[What the exercise asks] Exclude images, then output the remaining data verbatim.

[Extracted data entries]
** Begin **
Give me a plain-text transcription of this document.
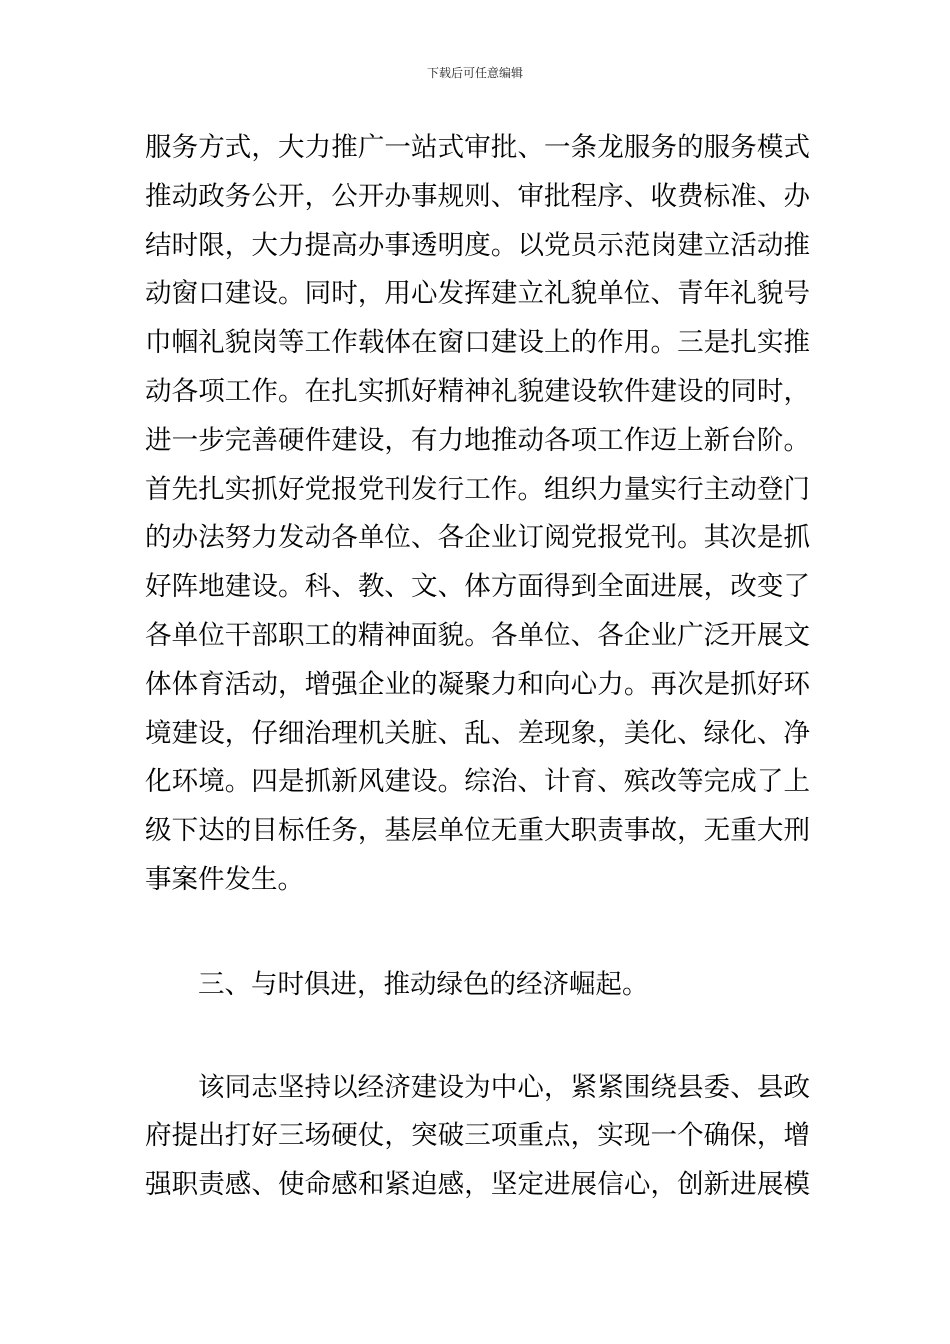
下载后可任意编辑
服务方式，大力推广一站式审批、一条龙服务的服务模式
推动政务公开，公开办事规则、审批程序、收费标准、办
结时限，大力提高办事透明度。以党员示范岗建立活动推
动窗口建设。同时，用心发挥建立礼貌单位、青年礼貌号
巾帼礼貌岗等工作载体在窗口建设上的作用。三是扎实推
动各项工作。在扎实抓好精神礼貌建设软件建设的同时，
进一步完善硬件建设，有力地推动各项工作迈上新台阶。
首先扎实抓好党报党刊发行工作。组织力量实行主动登门
的办法努力发动各单位、各企业订阅党报党刊。其次是抓
好阵地建设。科、教、文、体方面得到全面进展，改变了
各单位干部职工的精神面貌。各单位、各企业广泛开展文
体体育活动，增强企业的凝聚力和向心力。再次是抓好环
境建设，仔细治理机关脏、乱、差现象，美化、绿化、净
化环境。四是抓新风建设。综治、计育、殡改等完成了上
级下达的目标任务，基层单位无重大职责事故，无重大刑
事案件发生。
三、与时俱进，推动绿色的经济崛起。
该同志坚持以经济建设为中心，紧紧围绕县委、县政
府提出打好三场硬仗，突破三项重点，实现一个确保，增
强职责感、使命感和紧迫感，坚定进展信心，创新进展模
** End **
[Written solution]
Give me a plain-text transcription of this document.
下载后可任意编辑
服务方式，大力推广一站式审批、一条龙服务的服务模式
推动政务公开，公开办事规则、审批程序、收费标准、办
结时限，大力提高办事透明度。以党员示范岗建立活动推
动窗口建设。同时，用心发挥建立礼貌单位、青年礼貌号
巾帼礼貌岗等工作载体在窗口建设上的作用。三是扎实推
动各项工作。在扎实抓好精神礼貌建设软件建设的同时，
进一步完善硬件建设，有力地推动各项工作迈上新台阶。
首先扎实抓好党报党刊发行工作。组织力量实行主动登门
的办法努力发动各单位、各企业订阅党报党刊。其次是抓
好阵地建设。科、教、文、体方面得到全面进展，改变了
各单位干部职工的精神面貌。各单位、各企业广泛开展文
体体育活动，增强企业的凝聚力和向心力。再次是抓好环
境建设，仔细治理机关脏、乱、差现象，美化、绿化、净
化环境。四是抓新风建设。综治、计育、殡改等完成了上
级下达的目标任务，基层单位无重大职责事故，无重大刑
事案件发生。
三、与时俱进，推动绿色的经济崛起。
该同志坚持以经济建设为中心，紧紧围绕县委、县政
府提出打好三场硬仗，突破三项重点，实现一个确保，增
强职责感、使命感和紧迫感，坚定进展信心，创新进展模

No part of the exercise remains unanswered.